* **Direction**
Write out the records again, exactly, leaving none out.

* **Input material**
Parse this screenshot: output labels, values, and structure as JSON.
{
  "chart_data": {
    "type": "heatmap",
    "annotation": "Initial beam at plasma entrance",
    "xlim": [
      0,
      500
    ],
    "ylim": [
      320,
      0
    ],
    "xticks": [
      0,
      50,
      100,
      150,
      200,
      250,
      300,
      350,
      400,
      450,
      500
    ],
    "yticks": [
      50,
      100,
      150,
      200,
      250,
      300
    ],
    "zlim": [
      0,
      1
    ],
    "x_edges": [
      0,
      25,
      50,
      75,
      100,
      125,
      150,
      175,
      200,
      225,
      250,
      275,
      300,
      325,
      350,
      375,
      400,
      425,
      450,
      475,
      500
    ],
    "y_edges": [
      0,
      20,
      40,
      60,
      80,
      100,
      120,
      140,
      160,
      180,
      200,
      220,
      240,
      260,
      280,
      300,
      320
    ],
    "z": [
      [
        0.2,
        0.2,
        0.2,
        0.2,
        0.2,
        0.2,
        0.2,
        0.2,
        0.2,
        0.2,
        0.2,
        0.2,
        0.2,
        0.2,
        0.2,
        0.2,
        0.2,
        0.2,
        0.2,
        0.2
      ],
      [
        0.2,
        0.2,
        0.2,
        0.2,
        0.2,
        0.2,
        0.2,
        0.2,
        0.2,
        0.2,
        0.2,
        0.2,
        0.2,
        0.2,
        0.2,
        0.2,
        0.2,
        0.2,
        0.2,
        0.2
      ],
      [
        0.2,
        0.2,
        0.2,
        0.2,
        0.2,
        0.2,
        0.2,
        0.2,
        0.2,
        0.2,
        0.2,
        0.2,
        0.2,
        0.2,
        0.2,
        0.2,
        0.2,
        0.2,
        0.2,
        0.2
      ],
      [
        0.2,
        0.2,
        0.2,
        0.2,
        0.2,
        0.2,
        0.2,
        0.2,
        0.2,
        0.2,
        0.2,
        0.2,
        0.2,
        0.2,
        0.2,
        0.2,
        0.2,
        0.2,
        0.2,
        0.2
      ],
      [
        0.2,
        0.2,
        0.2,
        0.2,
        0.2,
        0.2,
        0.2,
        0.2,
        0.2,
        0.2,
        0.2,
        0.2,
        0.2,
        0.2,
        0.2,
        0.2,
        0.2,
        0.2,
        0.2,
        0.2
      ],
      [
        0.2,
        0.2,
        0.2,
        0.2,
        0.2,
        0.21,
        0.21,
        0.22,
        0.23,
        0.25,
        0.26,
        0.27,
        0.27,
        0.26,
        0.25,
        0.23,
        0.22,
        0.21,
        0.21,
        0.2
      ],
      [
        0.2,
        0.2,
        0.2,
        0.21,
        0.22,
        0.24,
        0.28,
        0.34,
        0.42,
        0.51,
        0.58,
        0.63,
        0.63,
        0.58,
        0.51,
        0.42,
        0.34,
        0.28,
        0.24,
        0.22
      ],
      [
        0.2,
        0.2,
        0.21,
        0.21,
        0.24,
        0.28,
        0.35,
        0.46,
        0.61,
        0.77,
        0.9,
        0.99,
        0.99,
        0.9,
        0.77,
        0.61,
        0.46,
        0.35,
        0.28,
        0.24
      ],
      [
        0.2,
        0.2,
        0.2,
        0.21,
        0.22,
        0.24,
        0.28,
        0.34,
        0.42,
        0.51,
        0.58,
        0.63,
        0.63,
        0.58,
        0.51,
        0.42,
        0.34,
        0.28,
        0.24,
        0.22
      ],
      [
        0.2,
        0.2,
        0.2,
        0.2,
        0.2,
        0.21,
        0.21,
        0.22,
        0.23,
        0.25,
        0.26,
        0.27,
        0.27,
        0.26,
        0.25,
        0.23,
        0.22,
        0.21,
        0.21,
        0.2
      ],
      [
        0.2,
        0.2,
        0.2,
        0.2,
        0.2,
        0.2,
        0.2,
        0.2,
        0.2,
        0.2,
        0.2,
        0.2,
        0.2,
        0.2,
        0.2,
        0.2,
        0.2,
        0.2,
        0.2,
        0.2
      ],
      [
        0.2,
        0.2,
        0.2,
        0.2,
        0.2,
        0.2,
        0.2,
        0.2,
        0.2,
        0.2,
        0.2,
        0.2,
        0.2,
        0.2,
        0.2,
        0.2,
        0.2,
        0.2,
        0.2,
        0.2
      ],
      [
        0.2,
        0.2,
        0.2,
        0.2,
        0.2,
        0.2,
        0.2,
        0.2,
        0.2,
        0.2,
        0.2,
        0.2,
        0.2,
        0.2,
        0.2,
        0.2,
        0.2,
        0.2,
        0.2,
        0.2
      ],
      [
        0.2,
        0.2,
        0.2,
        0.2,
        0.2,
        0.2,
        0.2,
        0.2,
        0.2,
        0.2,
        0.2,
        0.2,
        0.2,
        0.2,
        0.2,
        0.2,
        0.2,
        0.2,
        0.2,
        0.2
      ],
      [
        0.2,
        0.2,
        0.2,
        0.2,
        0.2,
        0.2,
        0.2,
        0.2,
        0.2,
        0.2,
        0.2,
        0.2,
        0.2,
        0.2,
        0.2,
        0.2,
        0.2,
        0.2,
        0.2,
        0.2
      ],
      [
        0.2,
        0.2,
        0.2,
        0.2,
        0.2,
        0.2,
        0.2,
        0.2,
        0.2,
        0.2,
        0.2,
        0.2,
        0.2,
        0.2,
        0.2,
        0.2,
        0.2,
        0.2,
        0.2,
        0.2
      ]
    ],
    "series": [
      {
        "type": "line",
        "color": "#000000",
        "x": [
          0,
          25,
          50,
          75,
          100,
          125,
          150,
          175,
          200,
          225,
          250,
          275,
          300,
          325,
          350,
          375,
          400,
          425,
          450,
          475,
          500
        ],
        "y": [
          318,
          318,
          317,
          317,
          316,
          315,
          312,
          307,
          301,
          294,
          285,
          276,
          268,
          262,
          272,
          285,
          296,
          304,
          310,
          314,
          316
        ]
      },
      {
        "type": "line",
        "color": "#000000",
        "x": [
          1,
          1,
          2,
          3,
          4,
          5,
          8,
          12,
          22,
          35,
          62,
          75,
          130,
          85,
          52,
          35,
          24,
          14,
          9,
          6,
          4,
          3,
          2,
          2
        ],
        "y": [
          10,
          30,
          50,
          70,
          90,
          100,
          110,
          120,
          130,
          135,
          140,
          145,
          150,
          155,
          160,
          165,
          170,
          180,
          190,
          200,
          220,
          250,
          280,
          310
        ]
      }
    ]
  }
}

* **Problem solution**
Parse this screenshot: output labels, values, and structure as JSON.
{
  "chart_data": {
    "type": "heatmap",
    "annotation": "Initial beam at plasma entrance",
    "xlim": [
      0,
      500
    ],
    "ylim": [
      320,
      0
    ],
    "xticks": [
      0,
      50,
      100,
      150,
      200,
      250,
      300,
      350,
      400,
      450,
      500
    ],
    "yticks": [
      50,
      100,
      150,
      200,
      250,
      300
    ],
    "zlim": [
      0,
      1
    ],
    "x_edges": [
      0,
      25,
      50,
      75,
      100,
      125,
      150,
      175,
      200,
      225,
      250,
      275,
      300,
      325,
      350,
      375,
      400,
      425,
      450,
      475,
      500
    ],
    "y_edges": [
      0,
      20,
      40,
      60,
      80,
      100,
      120,
      140,
      160,
      180,
      200,
      220,
      240,
      260,
      280,
      300,
      320
    ],
    "z": [
      [
        0.2,
        0.2,
        0.2,
        0.2,
        0.2,
        0.2,
        0.2,
        0.2,
        0.2,
        0.2,
        0.2,
        0.2,
        0.2,
        0.2,
        0.2,
        0.2,
        0.2,
        0.2,
        0.2,
        0.2
      ],
      [
        0.2,
        0.2,
        0.2,
        0.2,
        0.2,
        0.2,
        0.2,
        0.2,
        0.2,
        0.2,
        0.2,
        0.2,
        0.2,
        0.2,
        0.2,
        0.2,
        0.2,
        0.2,
        0.2,
        0.2
      ],
      [
        0.2,
        0.2,
        0.2,
        0.2,
        0.2,
        0.2,
        0.2,
        0.2,
        0.2,
        0.2,
        0.2,
        0.2,
        0.2,
        0.2,
        0.2,
        0.2,
        0.2,
        0.2,
        0.2,
        0.2
      ],
      [
        0.2,
        0.2,
        0.2,
        0.2,
        0.2,
        0.2,
        0.2,
        0.2,
        0.2,
        0.2,
        0.2,
        0.2,
        0.2,
        0.2,
        0.2,
        0.2,
        0.2,
        0.2,
        0.2,
        0.2
      ],
      [
        0.2,
        0.2,
        0.2,
        0.2,
        0.2,
        0.2,
        0.2,
        0.2,
        0.2,
        0.2,
        0.2,
        0.2,
        0.2,
        0.2,
        0.2,
        0.2,
        0.2,
        0.2,
        0.2,
        0.2
      ],
      [
        0.2,
        0.2,
        0.2,
        0.2,
        0.2,
        0.21,
        0.21,
        0.22,
        0.23,
        0.25,
        0.26,
        0.27,
        0.27,
        0.26,
        0.25,
        0.23,
        0.22,
        0.21,
        0.21,
        0.2
      ],
      [
        0.2,
        0.2,
        0.2,
        0.21,
        0.22,
        0.24,
        0.28,
        0.34,
        0.42,
        0.51,
        0.58,
        0.63,
        0.63,
        0.58,
        0.51,
        0.42,
        0.34,
        0.28,
        0.24,
        0.22
      ],
      [
        0.2,
        0.2,
        0.21,
        0.21,
        0.24,
        0.28,
        0.35,
        0.46,
        0.61,
        0.77,
        0.9,
        0.99,
        0.99,
        0.9,
        0.77,
        0.61,
        0.46,
        0.35,
        0.28,
        0.24
      ],
      [
        0.2,
        0.2,
        0.2,
        0.21,
        0.22,
        0.24,
        0.28,
        0.34,
        0.42,
        0.51,
        0.58,
        0.63,
        0.63,
        0.58,
        0.51,
        0.42,
        0.34,
        0.28,
        0.24,
        0.22
      ],
      [
        0.2,
        0.2,
        0.2,
        0.2,
        0.2,
        0.21,
        0.21,
        0.22,
        0.23,
        0.25,
        0.26,
        0.27,
        0.27,
        0.26,
        0.25,
        0.23,
        0.22,
        0.21,
        0.21,
        0.2
      ],
      [
        0.2,
        0.2,
        0.2,
        0.2,
        0.2,
        0.2,
        0.2,
        0.2,
        0.2,
        0.2,
        0.2,
        0.2,
        0.2,
        0.2,
        0.2,
        0.2,
        0.2,
        0.2,
        0.2,
        0.2
      ],
      [
        0.2,
        0.2,
        0.2,
        0.2,
        0.2,
        0.2,
        0.2,
        0.2,
        0.2,
        0.2,
        0.2,
        0.2,
        0.2,
        0.2,
        0.2,
        0.2,
        0.2,
        0.2,
        0.2,
        0.2
      ],
      [
        0.2,
        0.2,
        0.2,
        0.2,
        0.2,
        0.2,
        0.2,
        0.2,
        0.2,
        0.2,
        0.2,
        0.2,
        0.2,
        0.2,
        0.2,
        0.2,
        0.2,
        0.2,
        0.2,
        0.2
      ],
      [
        0.2,
        0.2,
        0.2,
        0.2,
        0.2,
        0.2,
        0.2,
        0.2,
        0.2,
        0.2,
        0.2,
        0.2,
        0.2,
        0.2,
        0.2,
        0.2,
        0.2,
        0.2,
        0.2,
        0.2
      ],
      [
        0.2,
        0.2,
        0.2,
        0.2,
        0.2,
        0.2,
        0.2,
        0.2,
        0.2,
        0.2,
        0.2,
        0.2,
        0.2,
        0.2,
        0.2,
        0.2,
        0.2,
        0.2,
        0.2,
        0.2
      ],
      [
        0.2,
        0.2,
        0.2,
        0.2,
        0.2,
        0.2,
        0.2,
        0.2,
        0.2,
        0.2,
        0.2,
        0.2,
        0.2,
        0.2,
        0.2,
        0.2,
        0.2,
        0.2,
        0.2,
        0.2
      ]
    ],
    "series": [
      {
        "type": "line",
        "color": "#000000",
        "x": [
          0,
          25,
          50,
          75,
          100,
          125,
          150,
          175,
          200,
          225,
          250,
          275,
          300,
          325,
          350,
          375,
          400,
          425,
          450,
          475,
          500
        ],
        "y": [
          318,
          318,
          317,
          317,
          316,
          315,
          312,
          307,
          301,
          294,
          285,
          276,
          268,
          262,
          272,
          285,
          296,
          304,
          310,
          314,
          316
        ]
      },
      {
        "type": "line",
        "color": "#000000",
        "x": [
          1,
          1,
          2,
          3,
          4,
          5,
          8,
          12,
          22,
          35,
          62,
          75,
          130,
          85,
          52,
          35,
          24,
          14,
          9,
          6,
          4,
          3,
          2,
          2
        ],
        "y": [
          10,
          30,
          50,
          70,
          90,
          100,
          110,
          120,
          130,
          135,
          140,
          145,
          150,
          155,
          160,
          165,
          170,
          180,
          190,
          200,
          220,
          250,
          280,
          310
        ]
      }
    ]
  }
}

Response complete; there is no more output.